● Sezione del testo

È stato nel 2015 che i pazienti di Jennice Vilhauer, una psicoterapeuta di Los Angeles, hanno cominciato a raccontarle storie di fantasmi. Vilhauer aiutava da oltre dieci anni persone con problemi di depressione, ansia e relazioni, ma all’improvviso i pazienti hanno cominciato a parlarle di un problema nuovo, che li angosciava moltissimo.
Erano vittime di ghosting, termine usato quando una persona chiude ogni comunicazione con un’altra, scomparendo come un fantasma (ghost). I messaggi vengono ignorati e, in un attimo, la persona con cui si era instaurato un legame – in genere un partner romantico, ma a volte anche un amico o un collega – sceglie di allontanarsi senza alcuna spiegazione. Quando Vilhauer si è messa a cercare maggiori informazioni in proposito, ha trovato poco materiale su questo fenomeno. Così ha cominciato a pubblicare le sue osservazioni online e ben presto è stata sommersa da email di persone che erano state “ghostate”. “L’interesse per questo tema è esploso perché si verifica molto di frequente”, spiega Vilhauer.
La domanda sorge spontanea: cosa rende particolarmente doloroso il ghosting? Dopotutto, si soffre quasi sempre quando una relazione finisce. Subire ghosting nell’era dei social network è più doloroso che, per esempio, nel selvaggio west, quando il tuo amante saliva a cavallo e ti lasciava in una scia di polvere senza nemmeno comunicarti il suo nuovo indirizzo? Oggi stiamo cominciando a capire e a inquadrare le ragioni per cui le persone spariscono, come le stranezze del cervello possano far sentire le vittime di ghosting peggio di quanto dovrebbero e come, paradossalmente, il ghosting possa diventare meno doloroso.
Sparire all’improvviso
Nel 2015 il ghosting faceva soffrire così tanto perché era del tutto inaspettato, dice Vilhauer: non era una possibilità a cui ci si preparava mentalmente quando si cominciava una relazione. Sebbene sia indubbio che nel corso della storia le persone si siano sempre sfilate dalle relazioni senza preavviso, la tecnologia sembra aver aumentato la frequenza di questa pratica. Uno studio del 2021 condotto da ricercatori della Wesleyan university nel Connecticut, Stati Uniti, evidenzia come i social network giochino un “ruolo fondamentale nel ghosting” a causa del loro anonimato e perché ci permettono di connetterci agli altri – e quindi anche di disconnetterci – con facilità. Come ha detto un ghoster che ha partecipato allo studio: “Nascondersi dietro lo schermo e non affrontare le conseguenze è più facile”.

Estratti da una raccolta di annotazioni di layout
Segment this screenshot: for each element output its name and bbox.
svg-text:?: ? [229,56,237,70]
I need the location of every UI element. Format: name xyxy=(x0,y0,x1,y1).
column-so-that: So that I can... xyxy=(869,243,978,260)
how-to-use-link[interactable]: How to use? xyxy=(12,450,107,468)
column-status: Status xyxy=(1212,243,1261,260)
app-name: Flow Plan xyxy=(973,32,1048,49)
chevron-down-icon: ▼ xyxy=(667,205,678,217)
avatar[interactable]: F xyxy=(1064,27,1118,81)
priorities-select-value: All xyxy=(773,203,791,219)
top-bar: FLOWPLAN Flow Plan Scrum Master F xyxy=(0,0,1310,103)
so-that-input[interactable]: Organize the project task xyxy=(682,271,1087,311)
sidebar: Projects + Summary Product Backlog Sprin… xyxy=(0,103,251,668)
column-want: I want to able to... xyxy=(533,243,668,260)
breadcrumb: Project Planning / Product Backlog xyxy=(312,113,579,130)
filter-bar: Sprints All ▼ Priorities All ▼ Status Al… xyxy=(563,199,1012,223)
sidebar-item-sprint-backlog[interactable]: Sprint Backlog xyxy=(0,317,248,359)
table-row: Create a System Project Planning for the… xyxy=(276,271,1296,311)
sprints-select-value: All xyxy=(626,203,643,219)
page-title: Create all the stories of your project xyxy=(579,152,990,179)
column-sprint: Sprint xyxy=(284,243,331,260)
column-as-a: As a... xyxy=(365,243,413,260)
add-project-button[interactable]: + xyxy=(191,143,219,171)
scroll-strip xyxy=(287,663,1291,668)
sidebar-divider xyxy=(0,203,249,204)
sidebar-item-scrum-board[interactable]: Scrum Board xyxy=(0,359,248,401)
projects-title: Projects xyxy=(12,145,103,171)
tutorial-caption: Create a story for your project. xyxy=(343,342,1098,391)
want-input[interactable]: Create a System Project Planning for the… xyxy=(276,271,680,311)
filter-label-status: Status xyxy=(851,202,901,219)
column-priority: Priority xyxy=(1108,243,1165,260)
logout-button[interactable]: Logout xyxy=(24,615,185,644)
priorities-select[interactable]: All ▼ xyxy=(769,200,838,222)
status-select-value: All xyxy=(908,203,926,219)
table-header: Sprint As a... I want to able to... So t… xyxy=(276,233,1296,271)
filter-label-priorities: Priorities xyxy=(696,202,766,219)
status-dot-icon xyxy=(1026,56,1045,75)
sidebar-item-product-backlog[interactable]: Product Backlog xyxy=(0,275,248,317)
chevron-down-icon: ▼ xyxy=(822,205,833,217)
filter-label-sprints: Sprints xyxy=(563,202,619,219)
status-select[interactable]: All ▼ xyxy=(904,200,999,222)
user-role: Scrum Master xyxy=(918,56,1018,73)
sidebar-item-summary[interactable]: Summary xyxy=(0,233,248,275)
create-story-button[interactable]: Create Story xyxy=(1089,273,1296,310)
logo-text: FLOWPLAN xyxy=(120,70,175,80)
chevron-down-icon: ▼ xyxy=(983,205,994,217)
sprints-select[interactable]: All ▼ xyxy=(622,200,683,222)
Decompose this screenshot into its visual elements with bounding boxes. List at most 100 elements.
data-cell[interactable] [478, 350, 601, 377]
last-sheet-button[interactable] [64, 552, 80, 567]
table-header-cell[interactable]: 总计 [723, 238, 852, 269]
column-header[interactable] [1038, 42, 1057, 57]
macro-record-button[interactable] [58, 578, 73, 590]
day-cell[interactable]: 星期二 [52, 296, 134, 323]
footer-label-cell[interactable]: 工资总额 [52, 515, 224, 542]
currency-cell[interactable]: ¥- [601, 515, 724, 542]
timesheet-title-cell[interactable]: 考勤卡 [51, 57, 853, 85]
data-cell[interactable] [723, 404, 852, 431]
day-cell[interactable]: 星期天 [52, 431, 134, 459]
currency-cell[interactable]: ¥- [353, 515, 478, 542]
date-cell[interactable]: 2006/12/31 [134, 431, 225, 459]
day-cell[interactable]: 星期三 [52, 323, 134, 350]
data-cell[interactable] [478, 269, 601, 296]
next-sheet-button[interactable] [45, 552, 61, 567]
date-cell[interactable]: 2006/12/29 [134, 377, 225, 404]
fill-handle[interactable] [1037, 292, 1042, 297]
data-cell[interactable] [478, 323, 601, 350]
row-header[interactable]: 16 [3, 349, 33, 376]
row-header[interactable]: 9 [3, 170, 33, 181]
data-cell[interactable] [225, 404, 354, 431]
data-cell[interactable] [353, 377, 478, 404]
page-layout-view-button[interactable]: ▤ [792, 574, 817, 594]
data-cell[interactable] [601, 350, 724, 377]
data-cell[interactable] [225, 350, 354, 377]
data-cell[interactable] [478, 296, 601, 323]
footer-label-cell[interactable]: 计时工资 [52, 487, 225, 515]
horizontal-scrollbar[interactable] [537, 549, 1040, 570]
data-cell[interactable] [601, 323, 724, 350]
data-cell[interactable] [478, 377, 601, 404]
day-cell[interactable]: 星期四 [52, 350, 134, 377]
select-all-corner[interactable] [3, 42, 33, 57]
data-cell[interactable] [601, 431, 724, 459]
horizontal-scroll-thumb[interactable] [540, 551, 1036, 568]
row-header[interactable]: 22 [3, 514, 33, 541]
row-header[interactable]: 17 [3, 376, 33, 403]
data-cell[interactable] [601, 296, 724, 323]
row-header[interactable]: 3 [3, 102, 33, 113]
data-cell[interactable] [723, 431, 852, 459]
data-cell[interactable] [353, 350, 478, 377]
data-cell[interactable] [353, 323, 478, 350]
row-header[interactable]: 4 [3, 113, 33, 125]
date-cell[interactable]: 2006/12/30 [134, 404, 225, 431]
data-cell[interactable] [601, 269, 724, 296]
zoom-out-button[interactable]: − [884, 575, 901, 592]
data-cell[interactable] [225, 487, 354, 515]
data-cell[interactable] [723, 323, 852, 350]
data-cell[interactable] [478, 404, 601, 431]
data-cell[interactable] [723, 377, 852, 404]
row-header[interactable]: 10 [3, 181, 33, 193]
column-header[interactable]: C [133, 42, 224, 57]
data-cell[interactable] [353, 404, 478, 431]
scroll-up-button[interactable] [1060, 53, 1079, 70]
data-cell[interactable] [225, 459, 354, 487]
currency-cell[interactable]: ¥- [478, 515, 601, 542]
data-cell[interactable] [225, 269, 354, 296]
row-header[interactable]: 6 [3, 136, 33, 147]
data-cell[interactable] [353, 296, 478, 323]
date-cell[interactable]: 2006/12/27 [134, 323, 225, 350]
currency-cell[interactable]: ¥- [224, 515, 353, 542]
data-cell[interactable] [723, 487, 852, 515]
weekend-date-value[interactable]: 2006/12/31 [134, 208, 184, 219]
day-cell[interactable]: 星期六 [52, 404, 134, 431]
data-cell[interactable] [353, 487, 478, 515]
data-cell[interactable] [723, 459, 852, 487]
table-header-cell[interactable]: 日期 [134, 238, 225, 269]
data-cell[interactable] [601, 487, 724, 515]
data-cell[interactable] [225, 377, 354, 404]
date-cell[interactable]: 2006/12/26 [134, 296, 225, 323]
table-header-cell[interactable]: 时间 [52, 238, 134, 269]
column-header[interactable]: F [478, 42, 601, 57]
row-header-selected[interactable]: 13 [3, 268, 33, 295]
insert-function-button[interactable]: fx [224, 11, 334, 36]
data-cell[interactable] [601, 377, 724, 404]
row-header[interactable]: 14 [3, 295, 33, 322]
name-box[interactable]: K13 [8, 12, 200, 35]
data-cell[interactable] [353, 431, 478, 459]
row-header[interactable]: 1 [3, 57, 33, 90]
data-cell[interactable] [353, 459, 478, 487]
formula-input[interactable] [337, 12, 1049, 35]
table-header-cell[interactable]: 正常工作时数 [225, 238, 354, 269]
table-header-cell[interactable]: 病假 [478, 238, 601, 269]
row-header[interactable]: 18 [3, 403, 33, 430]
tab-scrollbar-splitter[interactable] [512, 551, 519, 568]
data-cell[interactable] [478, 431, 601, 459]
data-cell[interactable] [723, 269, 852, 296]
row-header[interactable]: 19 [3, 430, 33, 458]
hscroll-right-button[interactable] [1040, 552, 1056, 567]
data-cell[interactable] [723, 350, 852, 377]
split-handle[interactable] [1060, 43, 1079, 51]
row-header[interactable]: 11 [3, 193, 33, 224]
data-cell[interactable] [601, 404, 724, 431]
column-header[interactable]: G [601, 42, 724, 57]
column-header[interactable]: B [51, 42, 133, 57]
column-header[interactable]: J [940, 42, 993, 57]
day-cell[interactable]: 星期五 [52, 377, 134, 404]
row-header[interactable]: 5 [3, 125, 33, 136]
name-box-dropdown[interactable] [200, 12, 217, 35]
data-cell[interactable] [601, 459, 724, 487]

● Elenco dei compiti
[1] Secondo il testo sul ghosting, quale università ha condotto lo studio del 2021 sul ruolo dei social network?
[2] Prosegui il testo sul ghosting dopo l'ultima frase riportata.
I record sono materiale a sé, distinto dal testo sul ghosting.

● Elenco delle risposte
[1] La Wesleyan university, nel Connecticut.

[2]
Le stime sulla diffusione del ghosting variano. Secondo una ricerca del 2018 che ha coinvolto più di 700 persone adulte, un quarto di loro ha sperimentato il ghosting, ma un sondaggio del 2016 condotto dal sito di incontri Plenty of Fish su 800 persone di età compresa tra i 18 e i 33 anni ha stimato che questa cifra sfiori l’80 per cento.
Vilhauer sottolinea che il dolore delle vittime di ghosting è molto reale. Si tratta di una forma di rifiuto sociale che si manifesta nel cervello in modo simile al dolore fisico, come conferma un altro studio del 2011 che ha dato un nuovo significato all’idea che il rifiuto faccia soffrire: quando alle persone che avevano recentemente vissuto una rottura indesiderata venivano mostrate immagini dell’ex partner e gli veniva chiesto di pensare al fatto di essere state rifiutate, si attivavano le stesse regioni cerebrali che rispondono al dolore fisico.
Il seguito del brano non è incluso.